Source
--- START ---

Weber: The enabling legislation was passed by the general assembly in 1977, and so TIFs took root at a time when not just the city of Chicago but basically much of the state of Illinois was hemorrhaging industrial businesses to other states, mainly to the South, and then abroad. … The loss of manufacturing jobs was what motivated the adoption of TIF.

Tim Tuten: By 1979, US Steel closed down. Finkl Steel was still [operating]. The blast furnace was burning¸ and everything was rolling over there.

Around 1985, Katie and Tim become regulars at the Hideout themselves.

Katie Tuten: So, eventually my dad felt sorry for us, and he gave us boundaries. Once he gave us the boundaries, we were able to find it [in 1985 or 1986]. And I walked in and sitting at the bar was one of my dad’s friends, and so I picked up the payphone, and I called my dad and said, “Dad, guess where I am?” and he said, “Where?” and I was like, “The Hideout,” and he said, “Ohhhhh, no.”

Samuelson: I think he was partly amused, but also miffed.

Katie Tuten: So, then, we would come here, what do you think, Tim? Twice a year, three times a year? … We’d come by and have a drink.

In the mid-1990s, after a decade as regulars, the Favias offer to sell the Tutens the bar.

Katie Tuten: Tim would say, “You know, if I owned this bar, I would do A, B, C…”

Samuelson: Then Favia dies in 1994, and the family continues to operate the bar, and they don’t particularly want to keep it going.

Katie Tuten: [Family member Eleanor Favia] said [to Tim], “OK, Mr. Big Stuff … You want to buy the bar?” And we were like, “Oh, dang.” And we had been talking about it with Tim’s grade-school friends, the twins, Mike and Jim Hinchsliff. It seemed like a really fun idea.

The Hideout Becomes a Music Venue and Much More

In 1996, the four officially become the bar’s new owners.

Tim Tuten: There were some guys [working in nearby plants] … they came in and were like, “Now that you guys own the bar, are you going to kick us out? Because you’re yuppies.” And we were like, “No, the opposite, we love having you here.” … All we said was, everything stays the same, but we’re going to stay open later and add music.

Katie Tuten: We did not list the Hideout anywhere in the phone book, because we thought it was funny.

Tim Tuten: We had no money, and back in those days, in the ‘90s, no internet. So, you would put an ad in the Reader or New City, but we didn’t even have money for that. … I would go see the Waco Brothers and Jon Langford, and we’d literally say to them, “Would you come and see our bar?”

Jon Langford, musician: [In 1996 or 1997,] they were kind of stalking me around South by Southwest, in Austin, Texas. They told me that they had this new bar and we should really play it.

Andrew Bird (center, with violin) is one of the many independent musicians who return to The Hideout time and again. (Photo by Joshua Mellin | www.joshuamellin.com)

--- END ---

Written instruction
Go on with the account of the Hideout bar in Chicago, picking up after its final sentence.

Provided information

--- START ---

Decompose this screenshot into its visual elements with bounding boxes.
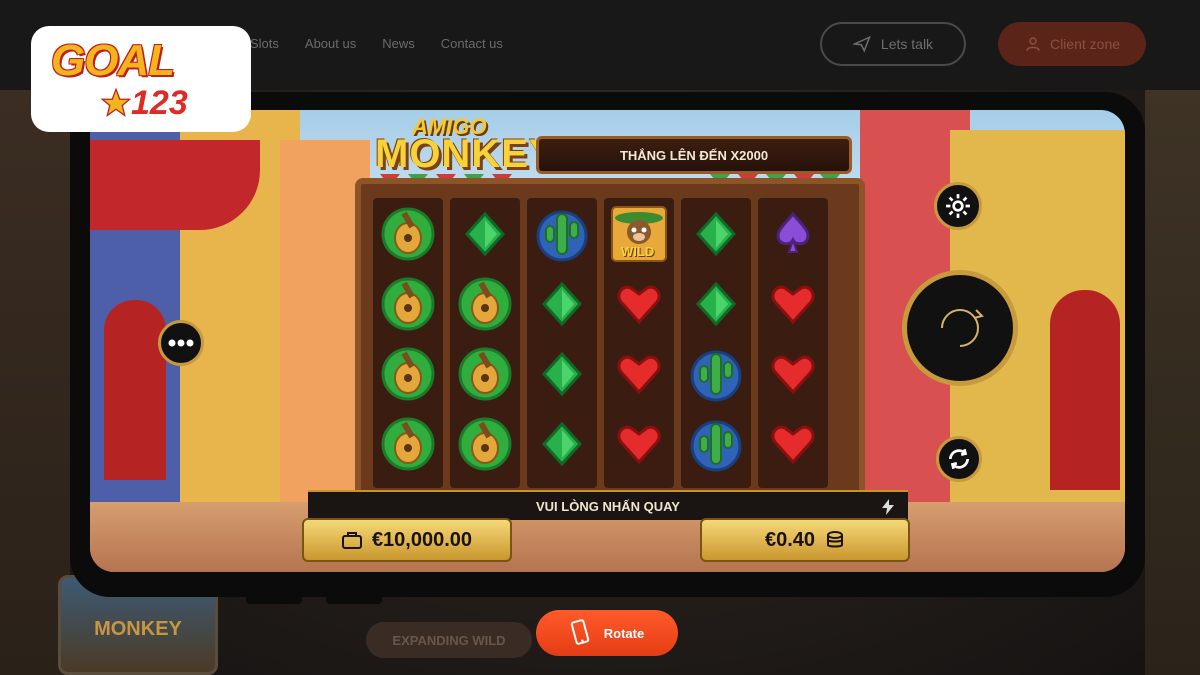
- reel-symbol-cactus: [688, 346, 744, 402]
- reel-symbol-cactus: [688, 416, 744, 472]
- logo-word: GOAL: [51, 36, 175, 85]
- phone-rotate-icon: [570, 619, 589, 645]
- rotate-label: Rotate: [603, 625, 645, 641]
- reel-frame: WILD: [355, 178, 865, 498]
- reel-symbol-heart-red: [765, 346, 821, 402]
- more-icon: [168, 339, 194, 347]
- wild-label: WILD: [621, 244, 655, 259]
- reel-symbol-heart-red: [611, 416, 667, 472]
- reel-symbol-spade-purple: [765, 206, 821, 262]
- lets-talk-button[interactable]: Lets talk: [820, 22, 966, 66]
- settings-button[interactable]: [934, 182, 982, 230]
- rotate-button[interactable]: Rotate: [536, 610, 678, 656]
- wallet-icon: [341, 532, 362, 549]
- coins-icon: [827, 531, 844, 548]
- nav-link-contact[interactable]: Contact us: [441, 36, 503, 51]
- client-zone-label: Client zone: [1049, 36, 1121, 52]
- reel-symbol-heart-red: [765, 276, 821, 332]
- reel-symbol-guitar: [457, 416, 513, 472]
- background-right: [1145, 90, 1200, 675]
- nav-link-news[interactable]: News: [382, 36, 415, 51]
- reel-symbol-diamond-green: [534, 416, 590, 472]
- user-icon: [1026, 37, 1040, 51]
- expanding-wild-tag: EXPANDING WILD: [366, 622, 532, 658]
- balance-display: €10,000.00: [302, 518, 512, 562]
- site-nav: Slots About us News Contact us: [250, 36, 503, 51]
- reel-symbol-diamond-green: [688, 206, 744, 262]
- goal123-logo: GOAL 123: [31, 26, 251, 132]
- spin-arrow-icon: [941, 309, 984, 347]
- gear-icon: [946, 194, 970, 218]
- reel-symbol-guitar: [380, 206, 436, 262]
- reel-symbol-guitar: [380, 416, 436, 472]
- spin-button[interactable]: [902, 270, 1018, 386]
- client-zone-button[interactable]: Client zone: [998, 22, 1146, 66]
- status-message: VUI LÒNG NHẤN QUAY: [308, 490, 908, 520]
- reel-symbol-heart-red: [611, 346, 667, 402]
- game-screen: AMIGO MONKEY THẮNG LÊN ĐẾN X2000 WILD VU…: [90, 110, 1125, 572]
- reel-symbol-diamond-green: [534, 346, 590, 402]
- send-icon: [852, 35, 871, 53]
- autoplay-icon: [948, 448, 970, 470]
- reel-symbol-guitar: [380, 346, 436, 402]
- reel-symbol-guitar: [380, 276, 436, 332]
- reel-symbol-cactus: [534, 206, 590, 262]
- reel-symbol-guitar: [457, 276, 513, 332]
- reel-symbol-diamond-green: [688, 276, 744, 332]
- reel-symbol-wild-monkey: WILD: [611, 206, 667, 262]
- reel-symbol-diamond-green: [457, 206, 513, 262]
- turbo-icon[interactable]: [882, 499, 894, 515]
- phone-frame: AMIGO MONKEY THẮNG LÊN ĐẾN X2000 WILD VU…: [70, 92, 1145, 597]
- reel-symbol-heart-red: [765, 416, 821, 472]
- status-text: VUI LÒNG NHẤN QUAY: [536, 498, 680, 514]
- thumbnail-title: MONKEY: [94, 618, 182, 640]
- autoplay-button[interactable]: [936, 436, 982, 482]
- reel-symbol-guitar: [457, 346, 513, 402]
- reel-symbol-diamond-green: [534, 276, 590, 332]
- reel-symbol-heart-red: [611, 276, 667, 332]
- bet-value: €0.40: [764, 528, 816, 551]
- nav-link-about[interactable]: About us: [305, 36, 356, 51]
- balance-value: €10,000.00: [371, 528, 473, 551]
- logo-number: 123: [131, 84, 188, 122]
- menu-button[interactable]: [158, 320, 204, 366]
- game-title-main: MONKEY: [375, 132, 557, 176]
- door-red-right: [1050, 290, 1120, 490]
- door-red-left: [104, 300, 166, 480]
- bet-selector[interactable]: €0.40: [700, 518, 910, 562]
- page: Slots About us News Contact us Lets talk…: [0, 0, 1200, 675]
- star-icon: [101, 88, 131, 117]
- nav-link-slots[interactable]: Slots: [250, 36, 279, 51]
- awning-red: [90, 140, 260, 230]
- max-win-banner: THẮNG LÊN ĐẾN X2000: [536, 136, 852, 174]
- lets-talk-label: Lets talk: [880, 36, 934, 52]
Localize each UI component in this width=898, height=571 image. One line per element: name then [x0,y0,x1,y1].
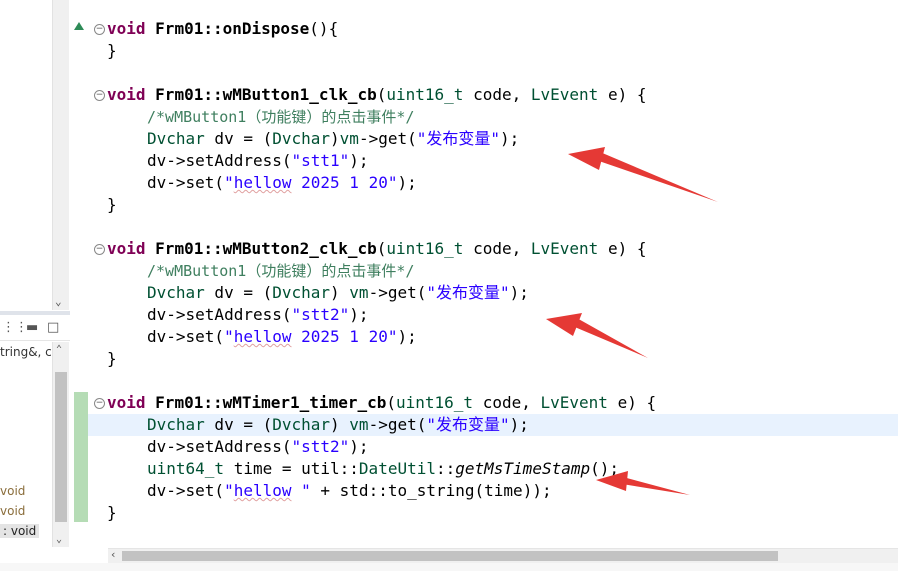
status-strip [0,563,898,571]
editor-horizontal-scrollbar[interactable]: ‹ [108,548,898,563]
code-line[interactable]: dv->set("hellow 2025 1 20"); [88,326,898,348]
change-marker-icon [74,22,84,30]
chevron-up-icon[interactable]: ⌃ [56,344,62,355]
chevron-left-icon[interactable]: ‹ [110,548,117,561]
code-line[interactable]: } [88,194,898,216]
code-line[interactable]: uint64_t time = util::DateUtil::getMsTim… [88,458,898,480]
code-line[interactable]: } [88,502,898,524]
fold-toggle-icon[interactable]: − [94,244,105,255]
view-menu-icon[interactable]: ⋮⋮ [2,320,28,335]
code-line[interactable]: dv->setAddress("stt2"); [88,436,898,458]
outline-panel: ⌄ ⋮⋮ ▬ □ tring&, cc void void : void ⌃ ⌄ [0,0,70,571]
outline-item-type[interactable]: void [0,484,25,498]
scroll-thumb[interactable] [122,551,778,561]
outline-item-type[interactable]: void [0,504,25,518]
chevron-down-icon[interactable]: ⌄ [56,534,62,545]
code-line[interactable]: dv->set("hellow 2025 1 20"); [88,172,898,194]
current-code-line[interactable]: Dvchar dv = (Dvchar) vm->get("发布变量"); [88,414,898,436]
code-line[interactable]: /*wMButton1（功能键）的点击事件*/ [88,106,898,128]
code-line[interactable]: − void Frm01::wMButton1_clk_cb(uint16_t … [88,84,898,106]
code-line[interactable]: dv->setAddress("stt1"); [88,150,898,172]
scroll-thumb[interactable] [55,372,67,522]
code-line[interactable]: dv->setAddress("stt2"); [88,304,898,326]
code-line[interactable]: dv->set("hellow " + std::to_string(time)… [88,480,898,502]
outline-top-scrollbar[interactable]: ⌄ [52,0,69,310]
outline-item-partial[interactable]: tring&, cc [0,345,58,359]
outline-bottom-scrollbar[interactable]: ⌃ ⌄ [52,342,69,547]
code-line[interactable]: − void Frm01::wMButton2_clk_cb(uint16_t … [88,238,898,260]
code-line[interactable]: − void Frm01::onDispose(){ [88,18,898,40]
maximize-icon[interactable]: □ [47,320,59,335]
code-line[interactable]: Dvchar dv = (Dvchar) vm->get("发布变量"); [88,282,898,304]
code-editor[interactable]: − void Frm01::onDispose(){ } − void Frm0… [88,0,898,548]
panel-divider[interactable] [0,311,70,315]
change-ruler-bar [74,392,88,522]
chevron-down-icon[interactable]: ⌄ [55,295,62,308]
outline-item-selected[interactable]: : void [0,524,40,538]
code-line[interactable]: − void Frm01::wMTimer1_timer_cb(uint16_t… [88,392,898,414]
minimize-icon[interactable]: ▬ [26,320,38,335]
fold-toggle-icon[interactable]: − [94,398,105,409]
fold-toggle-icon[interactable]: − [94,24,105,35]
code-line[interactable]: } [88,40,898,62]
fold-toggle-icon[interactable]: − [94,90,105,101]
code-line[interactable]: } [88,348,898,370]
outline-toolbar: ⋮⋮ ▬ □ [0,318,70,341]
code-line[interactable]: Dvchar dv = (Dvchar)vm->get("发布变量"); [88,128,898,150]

--- END ---

Reply
Andrew Bird, musician: I first met Katie in Austin, back when we were down at South by [Southwest], like in 1997, 1998, and they were just getting started, and they asked me to play there. It quickly became our, you know, central [location], for me and my band.

Quickly, the Hideout becomes notable for the way it treats its patrons, staff, and performers.

Katie Tuten: We were always very respectful. When we bought the bar, the daytime bartender came with the sale, so to speak. His name was Sam. He continued to work here.

Tim Tuten: He had been here for 22 years, right? He had been a bartender through the ‘80s and ‘90s. And he stayed until he passed away. Well, he got older and had to live in senior housing and stuff.

Katie Tuten: And our partner, Mike, he did all his [Sam’s] grocery shopping. We all looked after him.

Bird: For a while, when I didn’t have anywhere to stay, I stayed upstairs there, locked in, which is totally illegal. It was just me and Sundial the cat, alone. So, yeah, it was a clubhouse for me.

Langford: People like Katie and Tim Tuten and the twins at the Hideout, they just supported me in strange projects. … They provided a venue for me to do a lot of things that were really interesting, but that maybe weren’t commercial or mainstream.

Martha Bayne, journalist, former Hideout employee: I worked there from 2008 to 2016 as a bartender. … It was a great job because I made really great friends there … and I got very, very lucky. Finding people who were like that was a very great thing.

After a few years, the venue begins to offer comedy.

Katie Tuten: Kind of by accident, we had a comedian. And the comic world is very small. So, they kind of talked to each other and [said,] “Oh, this is a great room.” And we realized it is a really wonderful room for comics to try out new bits, so that’s why Aziz Ansari, and Amy Schumer, and then other up-and-coming [comics came].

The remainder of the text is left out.